Lines of data:

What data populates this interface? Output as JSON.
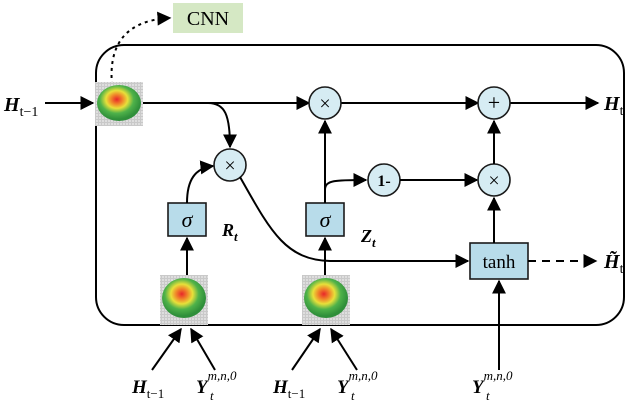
{
  "diagram": {
    "cnn_label": "CNN",
    "input_h": {
      "base": "H",
      "sub": "t−1"
    },
    "output_h": {
      "base": "H",
      "sub": "t"
    },
    "candidate_h": {
      "base": "H̃",
      "sub": "t"
    },
    "reset_gate": {
      "symbol": "σ",
      "label_base": "R",
      "label_sub": "t"
    },
    "update_gate": {
      "symbol": "σ",
      "label_base": "Z",
      "label_sub": "t"
    },
    "tanh_label": "tanh",
    "one_minus_label": "1-",
    "multiply_symbol": "×",
    "add_symbol": "+",
    "bottom_inputs": [
      {
        "base": "H",
        "sub": "t−1"
      },
      {
        "base": "Y",
        "sub": "t",
        "sup": "m,n,0"
      },
      {
        "base": "H",
        "sub": "t−1"
      },
      {
        "base": "Y",
        "sub": "t",
        "sup": "m,n,0"
      },
      {
        "base": "Y",
        "sub": "t",
        "sup": "m,n,0"
      }
    ],
    "colors": {
      "gate_fill": "#b8dcea",
      "node_fill": "#d6ecf3",
      "cnn_tag": "#d5e8c4"
    }
  }
}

TASK PROMPT: All of the data above should be transcribed verbatim, with pictures omitted.

TASK RESPONSE:
What data populates this interface? Output as JSON.
{
  "diagram": {
    "cnn_label": "CNN",
    "input_h": {
      "base": "H",
      "sub": "t−1"
    },
    "output_h": {
      "base": "H",
      "sub": "t"
    },
    "candidate_h": {
      "base": "H̃",
      "sub": "t"
    },
    "reset_gate": {
      "symbol": "σ",
      "label_base": "R",
      "label_sub": "t"
    },
    "update_gate": {
      "symbol": "σ",
      "label_base": "Z",
      "label_sub": "t"
    },
    "tanh_label": "tanh",
    "one_minus_label": "1-",
    "multiply_symbol": "×",
    "add_symbol": "+",
    "bottom_inputs": [
      {
        "base": "H",
        "sub": "t−1"
      },
      {
        "base": "Y",
        "sub": "t",
        "sup": "m,n,0"
      },
      {
        "base": "H",
        "sub": "t−1"
      },
      {
        "base": "Y",
        "sub": "t",
        "sup": "m,n,0"
      },
      {
        "base": "Y",
        "sub": "t",
        "sup": "m,n,0"
      }
    ],
    "colors": {
      "gate_fill": "#b8dcea",
      "node_fill": "#d6ecf3",
      "cnn_tag": "#d5e8c4"
    }
  }
}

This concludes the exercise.